— BEGIN Available data —
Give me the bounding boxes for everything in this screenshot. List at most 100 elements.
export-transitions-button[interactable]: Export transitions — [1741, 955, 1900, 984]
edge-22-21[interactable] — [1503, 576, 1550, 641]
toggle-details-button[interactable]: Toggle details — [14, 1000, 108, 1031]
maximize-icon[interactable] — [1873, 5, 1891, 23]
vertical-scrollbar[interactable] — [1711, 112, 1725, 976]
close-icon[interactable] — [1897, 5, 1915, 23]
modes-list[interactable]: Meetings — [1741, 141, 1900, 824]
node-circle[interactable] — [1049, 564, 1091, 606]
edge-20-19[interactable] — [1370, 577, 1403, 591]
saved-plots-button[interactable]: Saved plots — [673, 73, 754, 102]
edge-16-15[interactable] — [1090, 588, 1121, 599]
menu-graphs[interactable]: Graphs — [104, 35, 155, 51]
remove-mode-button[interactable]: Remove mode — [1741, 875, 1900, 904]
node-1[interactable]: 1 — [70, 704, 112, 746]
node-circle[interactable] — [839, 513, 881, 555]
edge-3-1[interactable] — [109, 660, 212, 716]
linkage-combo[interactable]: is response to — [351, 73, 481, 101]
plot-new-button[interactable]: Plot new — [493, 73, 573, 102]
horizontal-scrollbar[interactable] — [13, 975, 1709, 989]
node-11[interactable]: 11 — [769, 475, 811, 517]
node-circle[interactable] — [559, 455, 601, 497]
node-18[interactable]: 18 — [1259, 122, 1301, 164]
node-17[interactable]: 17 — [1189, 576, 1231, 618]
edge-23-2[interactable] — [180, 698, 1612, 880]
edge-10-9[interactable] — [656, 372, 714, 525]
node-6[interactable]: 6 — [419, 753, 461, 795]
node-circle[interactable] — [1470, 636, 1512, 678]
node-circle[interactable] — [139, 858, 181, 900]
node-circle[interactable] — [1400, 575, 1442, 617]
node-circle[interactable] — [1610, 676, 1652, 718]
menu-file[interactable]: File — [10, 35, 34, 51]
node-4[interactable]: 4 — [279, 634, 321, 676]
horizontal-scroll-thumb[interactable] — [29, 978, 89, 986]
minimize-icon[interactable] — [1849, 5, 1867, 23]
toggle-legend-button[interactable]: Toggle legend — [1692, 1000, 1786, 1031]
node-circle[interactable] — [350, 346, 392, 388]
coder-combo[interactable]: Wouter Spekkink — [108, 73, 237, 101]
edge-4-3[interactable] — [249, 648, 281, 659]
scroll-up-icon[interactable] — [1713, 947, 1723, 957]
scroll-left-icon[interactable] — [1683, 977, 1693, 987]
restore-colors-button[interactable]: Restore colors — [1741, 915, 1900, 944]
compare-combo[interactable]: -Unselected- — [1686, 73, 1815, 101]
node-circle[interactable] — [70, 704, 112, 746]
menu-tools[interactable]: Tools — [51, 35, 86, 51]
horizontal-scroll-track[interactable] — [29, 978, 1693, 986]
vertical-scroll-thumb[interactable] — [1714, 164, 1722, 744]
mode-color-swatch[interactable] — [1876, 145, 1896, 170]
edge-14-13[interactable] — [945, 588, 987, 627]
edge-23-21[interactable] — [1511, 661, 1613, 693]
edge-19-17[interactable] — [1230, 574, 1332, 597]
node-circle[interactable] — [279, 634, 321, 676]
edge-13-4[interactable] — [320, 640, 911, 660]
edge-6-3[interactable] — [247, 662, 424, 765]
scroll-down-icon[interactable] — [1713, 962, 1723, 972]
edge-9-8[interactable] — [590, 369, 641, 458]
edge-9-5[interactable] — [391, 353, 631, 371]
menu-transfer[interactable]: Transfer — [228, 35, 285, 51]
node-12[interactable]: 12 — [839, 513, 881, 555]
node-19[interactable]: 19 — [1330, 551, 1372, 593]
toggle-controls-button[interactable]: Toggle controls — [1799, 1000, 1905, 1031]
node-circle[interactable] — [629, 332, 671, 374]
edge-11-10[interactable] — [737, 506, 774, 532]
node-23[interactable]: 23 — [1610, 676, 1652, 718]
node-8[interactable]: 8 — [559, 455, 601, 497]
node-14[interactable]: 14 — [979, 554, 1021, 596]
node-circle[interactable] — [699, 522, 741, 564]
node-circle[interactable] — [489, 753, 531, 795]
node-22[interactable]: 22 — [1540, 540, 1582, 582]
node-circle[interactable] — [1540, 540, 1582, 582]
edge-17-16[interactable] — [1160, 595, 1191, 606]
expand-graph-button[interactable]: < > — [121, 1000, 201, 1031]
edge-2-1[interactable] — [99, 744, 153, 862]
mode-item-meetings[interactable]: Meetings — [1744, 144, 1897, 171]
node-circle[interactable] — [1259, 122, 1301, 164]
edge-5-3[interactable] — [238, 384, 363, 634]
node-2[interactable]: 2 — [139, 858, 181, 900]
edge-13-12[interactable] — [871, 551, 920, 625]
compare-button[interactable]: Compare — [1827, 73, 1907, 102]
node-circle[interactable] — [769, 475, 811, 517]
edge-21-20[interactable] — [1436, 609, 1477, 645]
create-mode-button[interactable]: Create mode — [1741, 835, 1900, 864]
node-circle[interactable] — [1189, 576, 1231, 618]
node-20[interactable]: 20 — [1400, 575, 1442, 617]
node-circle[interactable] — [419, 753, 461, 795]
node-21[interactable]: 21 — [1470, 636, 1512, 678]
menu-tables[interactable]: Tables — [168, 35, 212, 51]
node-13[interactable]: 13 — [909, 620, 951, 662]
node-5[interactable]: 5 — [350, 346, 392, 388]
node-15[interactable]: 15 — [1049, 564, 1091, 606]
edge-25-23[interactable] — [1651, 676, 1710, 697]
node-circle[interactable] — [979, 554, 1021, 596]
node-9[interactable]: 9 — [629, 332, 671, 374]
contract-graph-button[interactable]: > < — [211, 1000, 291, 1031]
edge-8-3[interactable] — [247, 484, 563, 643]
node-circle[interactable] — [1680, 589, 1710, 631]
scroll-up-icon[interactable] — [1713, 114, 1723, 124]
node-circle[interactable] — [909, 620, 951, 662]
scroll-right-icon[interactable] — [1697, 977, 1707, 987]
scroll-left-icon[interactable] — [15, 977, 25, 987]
— END Available data —
Quote every item above word for word, keeping them in their original order.

Give me the bounding boxes for everything in this screenshot. List at most 100 elements.
export-transitions-button[interactable]: Export transitions — [1741, 955, 1900, 984]
edge-22-21[interactable] — [1503, 576, 1550, 641]
toggle-details-button[interactable]: Toggle details — [14, 1000, 108, 1031]
maximize-icon[interactable] — [1873, 5, 1891, 23]
vertical-scrollbar[interactable] — [1711, 112, 1725, 976]
close-icon[interactable] — [1897, 5, 1915, 23]
modes-list[interactable]: Meetings — [1741, 141, 1900, 824]
node-circle[interactable] — [1049, 564, 1091, 606]
edge-20-19[interactable] — [1370, 577, 1403, 591]
saved-plots-button[interactable]: Saved plots — [673, 73, 754, 102]
edge-16-15[interactable] — [1090, 588, 1121, 599]
menu-graphs[interactable]: Graphs — [104, 35, 155, 51]
remove-mode-button[interactable]: Remove mode — [1741, 875, 1900, 904]
node-1[interactable]: 1 — [70, 704, 112, 746]
node-circle[interactable] — [839, 513, 881, 555]
edge-3-1[interactable] — [109, 660, 212, 716]
linkage-combo[interactable]: is response to — [351, 73, 481, 101]
plot-new-button[interactable]: Plot new — [493, 73, 573, 102]
horizontal-scrollbar[interactable] — [13, 975, 1709, 989]
node-11[interactable]: 11 — [769, 475, 811, 517]
node-circle[interactable] — [559, 455, 601, 497]
node-18[interactable]: 18 — [1259, 122, 1301, 164]
node-17[interactable]: 17 — [1189, 576, 1231, 618]
edge-23-2[interactable] — [180, 698, 1612, 880]
edge-10-9[interactable] — [656, 372, 714, 525]
node-6[interactable]: 6 — [419, 753, 461, 795]
node-circle[interactable] — [1470, 636, 1512, 678]
node-circle[interactable] — [139, 858, 181, 900]
node-circle[interactable] — [1400, 575, 1442, 617]
node-circle[interactable] — [1610, 676, 1652, 718]
menu-file[interactable]: File — [10, 35, 34, 51]
node-4[interactable]: 4 — [279, 634, 321, 676]
horizontal-scroll-thumb[interactable] — [29, 978, 89, 986]
minimize-icon[interactable] — [1849, 5, 1867, 23]
toggle-legend-button[interactable]: Toggle legend — [1692, 1000, 1786, 1031]
node-circle[interactable] — [350, 346, 392, 388]
coder-combo[interactable]: Wouter Spekkink — [108, 73, 237, 101]
edge-4-3[interactable] — [249, 648, 281, 659]
scroll-up-icon[interactable] — [1713, 947, 1723, 957]
scroll-left-icon[interactable] — [1683, 977, 1693, 987]
restore-colors-button[interactable]: Restore colors — [1741, 915, 1900, 944]
compare-combo[interactable]: -Unselected- — [1686, 73, 1815, 101]
node-circle[interactable] — [70, 704, 112, 746]
menu-tools[interactable]: Tools — [51, 35, 86, 51]
horizontal-scroll-track[interactable] — [29, 978, 1693, 986]
vertical-scroll-thumb[interactable] — [1714, 164, 1722, 744]
mode-color-swatch[interactable] — [1876, 145, 1896, 170]
edge-14-13[interactable] — [945, 588, 987, 627]
edge-23-21[interactable] — [1511, 661, 1613, 693]
edge-19-17[interactable] — [1230, 574, 1332, 597]
node-circle[interactable] — [279, 634, 321, 676]
edge-13-4[interactable] — [320, 640, 911, 660]
edge-6-3[interactable] — [247, 662, 424, 765]
scroll-down-icon[interactable] — [1713, 962, 1723, 972]
edge-9-8[interactable] — [590, 369, 641, 458]
edge-9-5[interactable] — [391, 353, 631, 371]
menu-transfer[interactable]: Transfer — [228, 35, 285, 51]
node-12[interactable]: 12 — [839, 513, 881, 555]
node-19[interactable]: 19 — [1330, 551, 1372, 593]
toggle-controls-button[interactable]: Toggle controls — [1799, 1000, 1905, 1031]
node-circle[interactable] — [629, 332, 671, 374]
edge-11-10[interactable] — [737, 506, 774, 532]
node-23[interactable]: 23 — [1610, 676, 1652, 718]
node-8[interactable]: 8 — [559, 455, 601, 497]
node-14[interactable]: 14 — [979, 554, 1021, 596]
node-circle[interactable] — [699, 522, 741, 564]
node-circle[interactable] — [489, 753, 531, 795]
node-22[interactable]: 22 — [1540, 540, 1582, 582]
node-circle[interactable] — [1540, 540, 1582, 582]
edge-17-16[interactable] — [1160, 595, 1191, 606]
expand-graph-button[interactable]: < > — [121, 1000, 201, 1031]
edge-2-1[interactable] — [99, 744, 153, 862]
mode-item-meetings[interactable]: Meetings — [1744, 144, 1897, 171]
node-circle[interactable] — [1259, 122, 1301, 164]
edge-5-3[interactable] — [238, 384, 363, 634]
node-2[interactable]: 2 — [139, 858, 181, 900]
edge-13-12[interactable] — [871, 551, 920, 625]
compare-button[interactable]: Compare — [1827, 73, 1907, 102]
node-circle[interactable] — [769, 475, 811, 517]
edge-21-20[interactable] — [1436, 609, 1477, 645]
create-mode-button[interactable]: Create mode — [1741, 835, 1900, 864]
node-circle[interactable] — [1189, 576, 1231, 618]
node-20[interactable]: 20 — [1400, 575, 1442, 617]
node-circle[interactable] — [419, 753, 461, 795]
node-21[interactable]: 21 — [1470, 636, 1512, 678]
menu-tables[interactable]: Tables — [168, 35, 212, 51]
node-13[interactable]: 13 — [909, 620, 951, 662]
node-5[interactable]: 5 — [350, 346, 392, 388]
node-15[interactable]: 15 — [1049, 564, 1091, 606]
edge-25-23[interactable] — [1651, 676, 1710, 697]
node-circle[interactable] — [979, 554, 1021, 596]
node-9[interactable]: 9 — [629, 332, 671, 374]
contract-graph-button[interactable]: > < — [211, 1000, 291, 1031]
edge-8-3[interactable] — [247, 484, 563, 643]
node-circle[interactable] — [1680, 589, 1710, 631]
scroll-up-icon[interactable] — [1713, 114, 1723, 124]
node-circle[interactable] — [909, 620, 951, 662]
scroll-right-icon[interactable] — [1697, 977, 1707, 987]
scroll-left-icon[interactable] — [15, 977, 25, 987]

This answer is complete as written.